***** SUPPLIED MATERIAL
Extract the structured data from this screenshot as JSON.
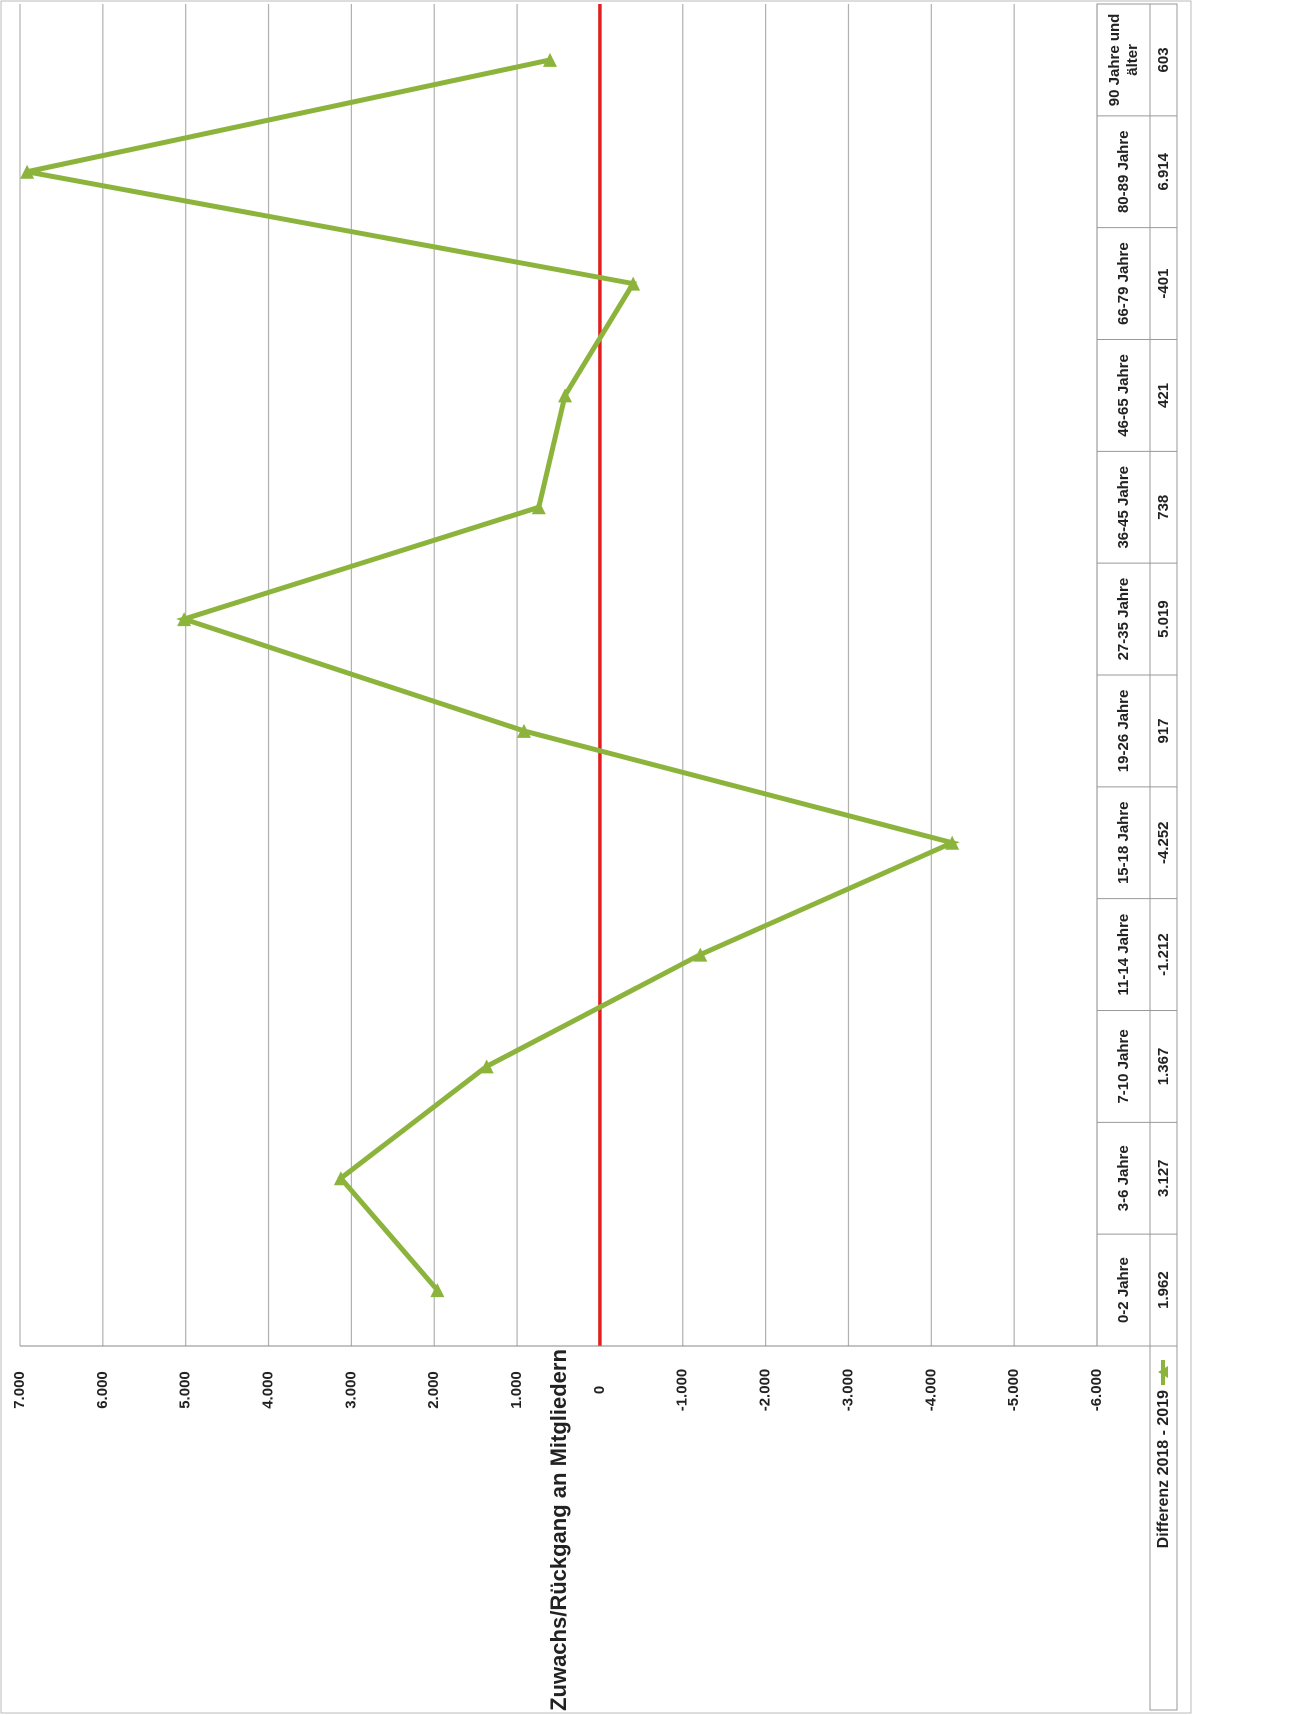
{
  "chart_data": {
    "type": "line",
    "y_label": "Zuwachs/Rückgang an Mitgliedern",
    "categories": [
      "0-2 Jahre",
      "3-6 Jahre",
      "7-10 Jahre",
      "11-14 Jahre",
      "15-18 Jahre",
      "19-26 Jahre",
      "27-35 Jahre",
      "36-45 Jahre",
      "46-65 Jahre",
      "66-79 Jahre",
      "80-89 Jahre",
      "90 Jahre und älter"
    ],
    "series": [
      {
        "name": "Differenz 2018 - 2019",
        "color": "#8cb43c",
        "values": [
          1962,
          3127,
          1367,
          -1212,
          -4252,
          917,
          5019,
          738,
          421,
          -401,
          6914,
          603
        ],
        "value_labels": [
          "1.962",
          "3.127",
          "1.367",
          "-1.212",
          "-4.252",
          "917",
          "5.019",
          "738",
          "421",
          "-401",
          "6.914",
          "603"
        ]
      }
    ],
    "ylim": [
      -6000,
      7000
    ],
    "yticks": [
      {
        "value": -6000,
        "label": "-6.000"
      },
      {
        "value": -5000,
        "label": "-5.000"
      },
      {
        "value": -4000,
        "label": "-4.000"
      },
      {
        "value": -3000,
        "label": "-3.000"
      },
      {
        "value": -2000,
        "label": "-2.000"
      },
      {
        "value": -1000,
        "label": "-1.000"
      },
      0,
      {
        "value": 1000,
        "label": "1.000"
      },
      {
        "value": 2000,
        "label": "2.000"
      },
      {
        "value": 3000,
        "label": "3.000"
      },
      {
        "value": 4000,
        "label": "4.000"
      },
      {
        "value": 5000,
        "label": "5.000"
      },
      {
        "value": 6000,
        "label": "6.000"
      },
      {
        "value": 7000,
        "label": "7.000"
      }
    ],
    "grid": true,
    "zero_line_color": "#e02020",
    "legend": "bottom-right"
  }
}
**********
__WHAT IS ASKED__
Reproduce the material in full, word for word, and omit the pictures.

__RESULT__
Extract the structured data from this screenshot as JSON.
{
  "chart_data": {
    "type": "line",
    "y_label": "Zuwachs/Rückgang an Mitgliedern",
    "categories": [
      "0-2 Jahre",
      "3-6 Jahre",
      "7-10 Jahre",
      "11-14 Jahre",
      "15-18 Jahre",
      "19-26 Jahre",
      "27-35 Jahre",
      "36-45 Jahre",
      "46-65 Jahre",
      "66-79 Jahre",
      "80-89 Jahre",
      "90 Jahre und älter"
    ],
    "series": [
      {
        "name": "Differenz 2018 - 2019",
        "color": "#8cb43c",
        "values": [
          1962,
          3127,
          1367,
          -1212,
          -4252,
          917,
          5019,
          738,
          421,
          -401,
          6914,
          603
        ],
        "value_labels": [
          "1.962",
          "3.127",
          "1.367",
          "-1.212",
          "-4.252",
          "917",
          "5.019",
          "738",
          "421",
          "-401",
          "6.914",
          "603"
        ]
      }
    ],
    "ylim": [
      -6000,
      7000
    ],
    "yticks": [
      {
        "value": -6000,
        "label": "-6.000"
      },
      {
        "value": -5000,
        "label": "-5.000"
      },
      {
        "value": -4000,
        "label": "-4.000"
      },
      {
        "value": -3000,
        "label": "-3.000"
      },
      {
        "value": -2000,
        "label": "-2.000"
      },
      {
        "value": -1000,
        "label": "-1.000"
      },
      0,
      {
        "value": 1000,
        "label": "1.000"
      },
      {
        "value": 2000,
        "label": "2.000"
      },
      {
        "value": 3000,
        "label": "3.000"
      },
      {
        "value": 4000,
        "label": "4.000"
      },
      {
        "value": 5000,
        "label": "5.000"
      },
      {
        "value": 6000,
        "label": "6.000"
      },
      {
        "value": 7000,
        "label": "7.000"
      }
    ],
    "grid": true,
    "zero_line_color": "#e02020",
    "legend": "bottom-right"
  }
}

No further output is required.